*PROBLEM REQUIREMENTS*: Please quote every line word for word.

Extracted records
— BEGIN —
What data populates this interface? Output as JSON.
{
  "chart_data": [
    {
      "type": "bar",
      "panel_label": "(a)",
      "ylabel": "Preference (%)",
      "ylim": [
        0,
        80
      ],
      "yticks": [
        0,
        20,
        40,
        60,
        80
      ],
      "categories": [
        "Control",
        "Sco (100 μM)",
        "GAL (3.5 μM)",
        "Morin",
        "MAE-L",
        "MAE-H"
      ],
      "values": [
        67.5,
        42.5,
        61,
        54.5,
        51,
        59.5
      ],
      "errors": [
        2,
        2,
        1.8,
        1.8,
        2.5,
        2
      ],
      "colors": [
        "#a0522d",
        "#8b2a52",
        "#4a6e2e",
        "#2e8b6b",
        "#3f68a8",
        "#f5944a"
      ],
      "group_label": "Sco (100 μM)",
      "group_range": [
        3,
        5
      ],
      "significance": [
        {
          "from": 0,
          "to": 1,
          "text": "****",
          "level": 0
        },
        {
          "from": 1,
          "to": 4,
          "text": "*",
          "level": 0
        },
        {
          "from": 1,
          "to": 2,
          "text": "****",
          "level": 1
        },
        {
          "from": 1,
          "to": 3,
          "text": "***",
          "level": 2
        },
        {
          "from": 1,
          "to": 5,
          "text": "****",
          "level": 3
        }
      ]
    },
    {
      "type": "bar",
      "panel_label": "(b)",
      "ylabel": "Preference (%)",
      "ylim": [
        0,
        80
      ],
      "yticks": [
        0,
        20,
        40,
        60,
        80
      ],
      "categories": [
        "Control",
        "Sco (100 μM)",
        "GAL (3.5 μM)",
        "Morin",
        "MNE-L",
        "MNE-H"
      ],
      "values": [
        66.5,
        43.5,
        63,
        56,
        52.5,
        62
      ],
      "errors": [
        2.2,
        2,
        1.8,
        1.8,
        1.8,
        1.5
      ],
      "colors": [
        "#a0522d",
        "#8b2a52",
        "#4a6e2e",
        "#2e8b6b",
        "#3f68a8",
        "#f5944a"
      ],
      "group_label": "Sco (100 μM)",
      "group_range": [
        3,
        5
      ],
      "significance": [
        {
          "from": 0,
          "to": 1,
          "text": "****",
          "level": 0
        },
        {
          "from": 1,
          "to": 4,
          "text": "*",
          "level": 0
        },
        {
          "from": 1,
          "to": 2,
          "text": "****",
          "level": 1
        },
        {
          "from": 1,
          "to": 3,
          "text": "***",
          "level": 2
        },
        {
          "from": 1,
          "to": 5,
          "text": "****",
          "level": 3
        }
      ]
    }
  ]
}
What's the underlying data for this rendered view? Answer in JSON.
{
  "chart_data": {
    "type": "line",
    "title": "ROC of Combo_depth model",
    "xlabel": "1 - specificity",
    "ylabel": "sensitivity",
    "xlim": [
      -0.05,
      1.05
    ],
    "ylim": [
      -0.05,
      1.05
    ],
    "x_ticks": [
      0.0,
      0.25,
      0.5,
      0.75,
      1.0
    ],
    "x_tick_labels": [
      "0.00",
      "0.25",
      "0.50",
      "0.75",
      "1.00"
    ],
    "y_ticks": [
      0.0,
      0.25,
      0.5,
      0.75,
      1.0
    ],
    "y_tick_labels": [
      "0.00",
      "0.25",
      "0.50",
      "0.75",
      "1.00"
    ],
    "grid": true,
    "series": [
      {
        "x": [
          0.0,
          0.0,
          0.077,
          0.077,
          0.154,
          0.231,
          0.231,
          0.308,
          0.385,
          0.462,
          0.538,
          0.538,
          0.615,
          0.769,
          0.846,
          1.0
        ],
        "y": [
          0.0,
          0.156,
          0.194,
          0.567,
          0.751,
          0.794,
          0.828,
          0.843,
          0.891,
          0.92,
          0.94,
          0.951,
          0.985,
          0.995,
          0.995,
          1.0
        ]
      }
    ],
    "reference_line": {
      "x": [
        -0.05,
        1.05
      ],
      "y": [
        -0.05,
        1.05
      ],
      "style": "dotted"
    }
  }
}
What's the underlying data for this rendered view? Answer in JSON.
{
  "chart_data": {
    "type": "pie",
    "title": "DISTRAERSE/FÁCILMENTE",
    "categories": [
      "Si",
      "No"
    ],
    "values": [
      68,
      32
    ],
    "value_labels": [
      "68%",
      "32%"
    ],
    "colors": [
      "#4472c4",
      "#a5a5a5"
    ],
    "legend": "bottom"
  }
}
— END —
*ANSWER IN FULL*:
What data populates this interface? Output as JSON.
{
  "chart_data": [
    {
      "type": "bar",
      "panel_label": "(a)",
      "ylabel": "Preference (%)",
      "ylim": [
        0,
        80
      ],
      "yticks": [
        0,
        20,
        40,
        60,
        80
      ],
      "categories": [
        "Control",
        "Sco (100 μM)",
        "GAL (3.5 μM)",
        "Morin",
        "MAE-L",
        "MAE-H"
      ],
      "values": [
        67.5,
        42.5,
        61,
        54.5,
        51,
        59.5
      ],
      "errors": [
        2,
        2,
        1.8,
        1.8,
        2.5,
        2
      ],
      "colors": [
        "#a0522d",
        "#8b2a52",
        "#4a6e2e",
        "#2e8b6b",
        "#3f68a8",
        "#f5944a"
      ],
      "group_label": "Sco (100 μM)",
      "group_range": [
        3,
        5
      ],
      "significance": [
        {
          "from": 0,
          "to": 1,
          "text": "****",
          "level": 0
        },
        {
          "from": 1,
          "to": 4,
          "text": "*",
          "level": 0
        },
        {
          "from": 1,
          "to": 2,
          "text": "****",
          "level": 1
        },
        {
          "from": 1,
          "to": 3,
          "text": "***",
          "level": 2
        },
        {
          "from": 1,
          "to": 5,
          "text": "****",
          "level": 3
        }
      ]
    },
    {
      "type": "bar",
      "panel_label": "(b)",
      "ylabel": "Preference (%)",
      "ylim": [
        0,
        80
      ],
      "yticks": [
        0,
        20,
        40,
        60,
        80
      ],
      "categories": [
        "Control",
        "Sco (100 μM)",
        "GAL (3.5 μM)",
        "Morin",
        "MNE-L",
        "MNE-H"
      ],
      "values": [
        66.5,
        43.5,
        63,
        56,
        52.5,
        62
      ],
      "errors": [
        2.2,
        2,
        1.8,
        1.8,
        1.8,
        1.5
      ],
      "colors": [
        "#a0522d",
        "#8b2a52",
        "#4a6e2e",
        "#2e8b6b",
        "#3f68a8",
        "#f5944a"
      ],
      "group_label": "Sco (100 μM)",
      "group_range": [
        3,
        5
      ],
      "significance": [
        {
          "from": 0,
          "to": 1,
          "text": "****",
          "level": 0
        },
        {
          "from": 1,
          "to": 4,
          "text": "*",
          "level": 0
        },
        {
          "from": 1,
          "to": 2,
          "text": "****",
          "level": 1
        },
        {
          "from": 1,
          "to": 3,
          "text": "***",
          "level": 2
        },
        {
          "from": 1,
          "to": 5,
          "text": "****",
          "level": 3
        }
      ]
    }
  ]
}
What's the underlying data for this rendered view? Answer in JSON.
{
  "chart_data": {
    "type": "line",
    "title": "ROC of Combo_depth model",
    "xlabel": "1 - specificity",
    "ylabel": "sensitivity",
    "xlim": [
      -0.05,
      1.05
    ],
    "ylim": [
      -0.05,
      1.05
    ],
    "x_ticks": [
      0.0,
      0.25,
      0.5,
      0.75,
      1.0
    ],
    "x_tick_labels": [
      "0.00",
      "0.25",
      "0.50",
      "0.75",
      "1.00"
    ],
    "y_ticks": [
      0.0,
      0.25,
      0.5,
      0.75,
      1.0
    ],
    "y_tick_labels": [
      "0.00",
      "0.25",
      "0.50",
      "0.75",
      "1.00"
    ],
    "grid": true,
    "series": [
      {
        "x": [
          0.0,
          0.0,
          0.077,
          0.077,
          0.154,
          0.231,
          0.231,
          0.308,
          0.385,
          0.462,
          0.538,
          0.538,
          0.615,
          0.769,
          0.846,
          1.0
        ],
        "y": [
          0.0,
          0.156,
          0.194,
          0.567,
          0.751,
          0.794,
          0.828,
          0.843,
          0.891,
          0.92,
          0.94,
          0.951,
          0.985,
          0.995,
          0.995,
          1.0
        ]
      }
    ],
    "reference_line": {
      "x": [
        -0.05,
        1.05
      ],
      "y": [
        -0.05,
        1.05
      ],
      "style": "dotted"
    }
  }
}
What's the underlying data for this rendered view? Answer in JSON.
{
  "chart_data": {
    "type": "pie",
    "title": "DISTRAERSE/FÁCILMENTE",
    "categories": [
      "Si",
      "No"
    ],
    "values": [
      68,
      32
    ],
    "value_labels": [
      "68%",
      "32%"
    ],
    "colors": [
      "#4472c4",
      "#a5a5a5"
    ],
    "legend": "bottom"
  }
}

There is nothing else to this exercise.